## PROBLEM TO WORK ON
Every entry below must appear again, exactly as written.

## DATA SHOWN
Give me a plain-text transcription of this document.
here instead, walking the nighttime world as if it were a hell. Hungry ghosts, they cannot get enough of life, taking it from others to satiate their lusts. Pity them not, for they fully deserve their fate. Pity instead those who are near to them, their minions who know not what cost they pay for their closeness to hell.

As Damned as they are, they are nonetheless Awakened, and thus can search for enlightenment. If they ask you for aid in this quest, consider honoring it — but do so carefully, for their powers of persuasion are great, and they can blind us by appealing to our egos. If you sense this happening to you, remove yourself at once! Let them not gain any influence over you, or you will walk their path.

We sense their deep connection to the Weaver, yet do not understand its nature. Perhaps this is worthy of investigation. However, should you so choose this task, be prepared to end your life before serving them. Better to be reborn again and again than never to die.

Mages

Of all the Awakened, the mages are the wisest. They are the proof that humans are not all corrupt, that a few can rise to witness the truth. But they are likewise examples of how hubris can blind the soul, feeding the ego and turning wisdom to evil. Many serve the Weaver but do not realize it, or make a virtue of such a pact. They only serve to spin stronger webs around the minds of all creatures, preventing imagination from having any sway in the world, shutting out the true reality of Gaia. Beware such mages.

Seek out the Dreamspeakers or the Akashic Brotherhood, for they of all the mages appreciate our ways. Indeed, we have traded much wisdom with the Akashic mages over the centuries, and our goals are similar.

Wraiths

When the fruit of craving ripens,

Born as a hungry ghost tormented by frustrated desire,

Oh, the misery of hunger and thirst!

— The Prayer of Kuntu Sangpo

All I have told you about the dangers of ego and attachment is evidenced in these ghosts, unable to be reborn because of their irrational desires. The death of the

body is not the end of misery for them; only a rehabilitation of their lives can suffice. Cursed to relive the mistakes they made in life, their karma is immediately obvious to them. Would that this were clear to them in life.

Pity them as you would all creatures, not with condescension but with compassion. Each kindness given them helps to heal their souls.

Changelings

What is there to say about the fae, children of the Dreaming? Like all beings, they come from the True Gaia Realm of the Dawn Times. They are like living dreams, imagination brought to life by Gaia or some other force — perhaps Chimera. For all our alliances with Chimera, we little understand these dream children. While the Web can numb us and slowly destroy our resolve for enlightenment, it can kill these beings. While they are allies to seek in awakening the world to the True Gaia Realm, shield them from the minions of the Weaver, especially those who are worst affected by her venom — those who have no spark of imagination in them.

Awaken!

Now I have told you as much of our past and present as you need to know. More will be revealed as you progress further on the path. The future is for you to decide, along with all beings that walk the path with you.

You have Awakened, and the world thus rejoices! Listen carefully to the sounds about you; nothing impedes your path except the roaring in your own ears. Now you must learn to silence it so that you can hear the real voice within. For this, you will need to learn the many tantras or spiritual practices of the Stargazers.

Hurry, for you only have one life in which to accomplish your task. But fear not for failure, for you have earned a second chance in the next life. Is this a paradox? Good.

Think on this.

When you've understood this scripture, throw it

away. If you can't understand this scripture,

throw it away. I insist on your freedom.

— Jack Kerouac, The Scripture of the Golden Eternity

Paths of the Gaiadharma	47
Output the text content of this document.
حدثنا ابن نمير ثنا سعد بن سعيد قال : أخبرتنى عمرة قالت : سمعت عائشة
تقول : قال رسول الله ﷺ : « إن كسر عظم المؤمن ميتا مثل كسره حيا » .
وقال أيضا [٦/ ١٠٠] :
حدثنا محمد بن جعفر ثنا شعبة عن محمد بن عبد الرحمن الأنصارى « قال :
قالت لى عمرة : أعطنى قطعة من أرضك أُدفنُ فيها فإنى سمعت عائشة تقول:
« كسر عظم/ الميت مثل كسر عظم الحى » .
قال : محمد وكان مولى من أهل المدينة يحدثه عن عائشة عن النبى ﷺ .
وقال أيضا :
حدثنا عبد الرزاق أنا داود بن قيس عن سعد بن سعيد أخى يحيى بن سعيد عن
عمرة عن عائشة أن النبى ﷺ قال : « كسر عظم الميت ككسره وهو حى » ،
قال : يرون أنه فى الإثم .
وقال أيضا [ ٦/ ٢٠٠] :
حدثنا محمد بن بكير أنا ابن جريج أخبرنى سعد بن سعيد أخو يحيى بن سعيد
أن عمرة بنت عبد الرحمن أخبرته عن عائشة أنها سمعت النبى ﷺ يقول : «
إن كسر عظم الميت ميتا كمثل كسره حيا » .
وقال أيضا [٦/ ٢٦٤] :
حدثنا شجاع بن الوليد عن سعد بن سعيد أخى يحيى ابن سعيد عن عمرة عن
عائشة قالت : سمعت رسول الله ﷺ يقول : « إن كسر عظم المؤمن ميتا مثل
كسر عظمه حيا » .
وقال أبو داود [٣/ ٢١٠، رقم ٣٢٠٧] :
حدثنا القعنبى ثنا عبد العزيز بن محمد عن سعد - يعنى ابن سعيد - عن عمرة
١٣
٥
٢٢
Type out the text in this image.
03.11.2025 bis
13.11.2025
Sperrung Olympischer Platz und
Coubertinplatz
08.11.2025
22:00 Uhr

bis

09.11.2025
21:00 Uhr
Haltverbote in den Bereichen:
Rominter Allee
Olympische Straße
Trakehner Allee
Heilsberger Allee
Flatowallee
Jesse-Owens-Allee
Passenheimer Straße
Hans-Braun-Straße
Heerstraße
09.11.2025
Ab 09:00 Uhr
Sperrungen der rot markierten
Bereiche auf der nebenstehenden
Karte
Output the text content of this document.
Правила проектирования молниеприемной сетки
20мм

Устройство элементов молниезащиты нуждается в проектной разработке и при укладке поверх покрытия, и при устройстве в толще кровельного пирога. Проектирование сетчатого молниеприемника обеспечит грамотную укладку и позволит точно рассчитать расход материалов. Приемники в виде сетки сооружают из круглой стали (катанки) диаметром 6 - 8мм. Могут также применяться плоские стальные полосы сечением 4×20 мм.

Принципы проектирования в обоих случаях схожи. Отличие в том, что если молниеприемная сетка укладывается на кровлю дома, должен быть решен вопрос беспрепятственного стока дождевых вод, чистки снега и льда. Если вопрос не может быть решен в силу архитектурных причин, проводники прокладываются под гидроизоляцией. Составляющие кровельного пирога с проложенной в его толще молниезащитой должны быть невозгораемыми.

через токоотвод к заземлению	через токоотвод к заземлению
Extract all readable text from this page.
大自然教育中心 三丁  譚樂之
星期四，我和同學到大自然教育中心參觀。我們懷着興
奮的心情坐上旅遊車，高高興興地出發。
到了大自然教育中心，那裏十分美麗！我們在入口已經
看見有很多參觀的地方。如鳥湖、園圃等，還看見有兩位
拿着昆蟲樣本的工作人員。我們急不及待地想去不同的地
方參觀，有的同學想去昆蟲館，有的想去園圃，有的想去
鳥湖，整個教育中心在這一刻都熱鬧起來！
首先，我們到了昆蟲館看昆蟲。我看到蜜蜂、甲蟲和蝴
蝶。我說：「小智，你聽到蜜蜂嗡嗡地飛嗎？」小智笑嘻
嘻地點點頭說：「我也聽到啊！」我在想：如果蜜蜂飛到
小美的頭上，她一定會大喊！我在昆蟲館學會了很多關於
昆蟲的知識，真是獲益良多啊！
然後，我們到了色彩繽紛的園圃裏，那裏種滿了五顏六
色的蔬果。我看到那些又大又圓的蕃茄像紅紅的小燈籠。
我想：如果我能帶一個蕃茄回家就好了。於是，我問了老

## WRITTEN SOLUTION
Give me a plain-text transcription of this document.
here instead, walking the nighttime world as if it were a hell. Hungry ghosts, they cannot get enough of life, taking it from others to satiate their lusts. Pity them not, for they fully deserve their fate. Pity instead those who are near to them, their minions who know not what cost they pay for their closeness to hell.

As Damned as they are, they are nonetheless Awakened, and thus can search for enlightenment. If they ask you for aid in this quest, consider honoring it — but do so carefully, for their powers of persuasion are great, and they can blind us by appealing to our egos. If you sense this happening to you, remove yourself at once! Let them not gain any influence over you, or you will walk their path.

We sense their deep connection to the Weaver, yet do not understand its nature. Perhaps this is worthy of investigation. However, should you so choose this task, be prepared to end your life before serving them. Better to be reborn again and again than never to die.

Mages

Of all the Awakened, the mages are the wisest. They are the proof that humans are not all corrupt, that a few can rise to witness the truth. But they are likewise examples of how hubris can blind the soul, feeding the ego and turning wisdom to evil. Many serve the Weaver but do not realize it, or make a virtue of such a pact. They only serve to spin stronger webs around the minds of all creatures, preventing imagination from having any sway in the world, shutting out the true reality of Gaia. Beware such mages.

Seek out the Dreamspeakers or the Akashic Brotherhood, for they of all the mages appreciate our ways. Indeed, we have traded much wisdom with the Akashic mages over the centuries, and our goals are similar.

Wraiths

When the fruit of craving ripens,

Born as a hungry ghost tormented by frustrated desire,

Oh, the misery of hunger and thirst!

— The Prayer of Kuntu Sangpo

All I have told you about the dangers of ego and attachment is evidenced in these ghosts, unable to be reborn because of their irrational desires. The death of the

body is not the end of misery for them; only a rehabilitation of their lives can suffice. Cursed to relive the mistakes they made in life, their karma is immediately obvious to them. Would that this were clear to them in life.

Pity them as you would all creatures, not with condescension but with compassion. Each kindness given them helps to heal their souls.

Changelings

What is there to say about the fae, children of the Dreaming? Like all beings, they come from the True Gaia Realm of the Dawn Times. They are like living dreams, imagination brought to life by Gaia or some other force — perhaps Chimera. For all our alliances with Chimera, we little understand these dream children. While the Web can numb us and slowly destroy our resolve for enlightenment, it can kill these beings. While they are allies to seek in awakening the world to the True Gaia Realm, shield them from the minions of the Weaver, especially those who are worst affected by her venom — those who have no spark of imagination in them.

Awaken!

Now I have told you as much of our past and present as you need to know. More will be revealed as you progress further on the path. The future is for you to decide, along with all beings that walk the path with you.

You have Awakened, and the world thus rejoices! Listen carefully to the sounds about you; nothing impedes your path except the roaring in your own ears. Now you must learn to silence it so that you can hear the real voice within. For this, you will need to learn the many tantras or spiritual practices of the Stargazers.

Hurry, for you only have one life in which to accomplish your task. But fear not for failure, for you have earned a second chance in the next life. Is this a paradox? Good.

Think on this.

When you've understood this scripture, throw it

away. If you can't understand this scripture,

throw it away. I insist on your freedom.

— Jack Kerouac, The Scripture of the Golden Eternity

Paths of the Gaiadharma	47
Output the text content of this document.
حدثنا ابن نمير ثنا سعد بن سعيد قال : أخبرتنى عمرة قالت : سمعت عائشة
تقول : قال رسول الله ﷺ : « إن كسر عظم المؤمن ميتا مثل كسره حيا » .
وقال أيضا [٦/ ١٠٠] :
حدثنا محمد بن جعفر ثنا شعبة عن محمد بن عبد الرحمن الأنصارى « قال :
قالت لى عمرة : أعطنى قطعة من أرضك أُدفنُ فيها فإنى سمعت عائشة تقول:
« كسر عظم/ الميت مثل كسر عظم الحى » .
قال : محمد وكان مولى من أهل المدينة يحدثه عن عائشة عن النبى ﷺ .
وقال أيضا :
حدثنا عبد الرزاق أنا داود بن قيس عن سعد بن سعيد أخى يحيى بن سعيد عن
عمرة عن عائشة أن النبى ﷺ قال : « كسر عظم الميت ككسره وهو حى » ،
قال : يرون أنه فى الإثم .
وقال أيضا [ ٦/ ٢٠٠] :
حدثنا محمد بن بكير أنا ابن جريج أخبرنى سعد بن سعيد أخو يحيى بن سعيد
أن عمرة بنت عبد الرحمن أخبرته عن عائشة أنها سمعت النبى ﷺ يقول : «
إن كسر عظم الميت ميتا كمثل كسره حيا » .
وقال أيضا [٦/ ٢٦٤] :
حدثنا شجاع بن الوليد عن سعد بن سعيد أخى يحيى ابن سعيد عن عمرة عن
عائشة قالت : سمعت رسول الله ﷺ يقول : « إن كسر عظم المؤمن ميتا مثل
كسر عظمه حيا » .
وقال أبو داود [٣/ ٢١٠، رقم ٣٢٠٧] :
حدثنا القعنبى ثنا عبد العزيز بن محمد عن سعد - يعنى ابن سعيد - عن عمرة
١٣
٥
٢٢
Type out the text in this image.
03.11.2025 bis
13.11.2025
Sperrung Olympischer Platz und
Coubertinplatz
08.11.2025
22:00 Uhr

bis

09.11.2025
21:00 Uhr
Haltverbote in den Bereichen:
Rominter Allee
Olympische Straße
Trakehner Allee
Heilsberger Allee
Flatowallee
Jesse-Owens-Allee
Passenheimer Straße
Hans-Braun-Straße
Heerstraße
09.11.2025
Ab 09:00 Uhr
Sperrungen der rot markierten
Bereiche auf der nebenstehenden
Karte
Output the text content of this document.
Правила проектирования молниеприемной сетки
20мм

Устройство элементов молниезащиты нуждается в проектной разработке и при укладке поверх покрытия, и при устройстве в толще кровельного пирога. Проектирование сетчатого молниеприемника обеспечит грамотную укладку и позволит точно рассчитать расход материалов. Приемники в виде сетки сооружают из круглой стали (катанки) диаметром 6 - 8мм. Могут также применяться плоские стальные полосы сечением 4×20 мм.

Принципы проектирования в обоих случаях схожи. Отличие в том, что если молниеприемная сетка укладывается на кровлю дома, должен быть решен вопрос беспрепятственного стока дождевых вод, чистки снега и льда. Если вопрос не может быть решен в силу архитектурных причин, проводники прокладываются под гидроизоляцией. Составляющие кровельного пирога с проложенной в его толще молниезащитой должны быть невозгораемыми.

через токоотвод к заземлению	через токоотвод к заземлению
Extract all readable text from this page.
大自然教育中心 三丁  譚樂之
星期四，我和同學到大自然教育中心參觀。我們懷着興
奮的心情坐上旅遊車，高高興興地出發。
到了大自然教育中心，那裏十分美麗！我們在入口已經
看見有很多參觀的地方。如鳥湖、園圃等，還看見有兩位
拿着昆蟲樣本的工作人員。我們急不及待地想去不同的地
方參觀，有的同學想去昆蟲館，有的想去園圃，有的想去
鳥湖，整個教育中心在這一刻都熱鬧起來！
首先，我們到了昆蟲館看昆蟲。我看到蜜蜂、甲蟲和蝴
蝶。我說：「小智，你聽到蜜蜂嗡嗡地飛嗎？」小智笑嘻
嘻地點點頭說：「我也聽到啊！」我在想：如果蜜蜂飛到
小美的頭上，她一定會大喊！我在昆蟲館學會了很多關於
昆蟲的知識，真是獲益良多啊！
然後，我們到了色彩繽紛的園圃裏，那裏種滿了五顏六
色的蔬果。我看到那些又大又圓的蕃茄像紅紅的小燈籠。
我想：如果我能帶一個蕃茄回家就好了。於是，我問了老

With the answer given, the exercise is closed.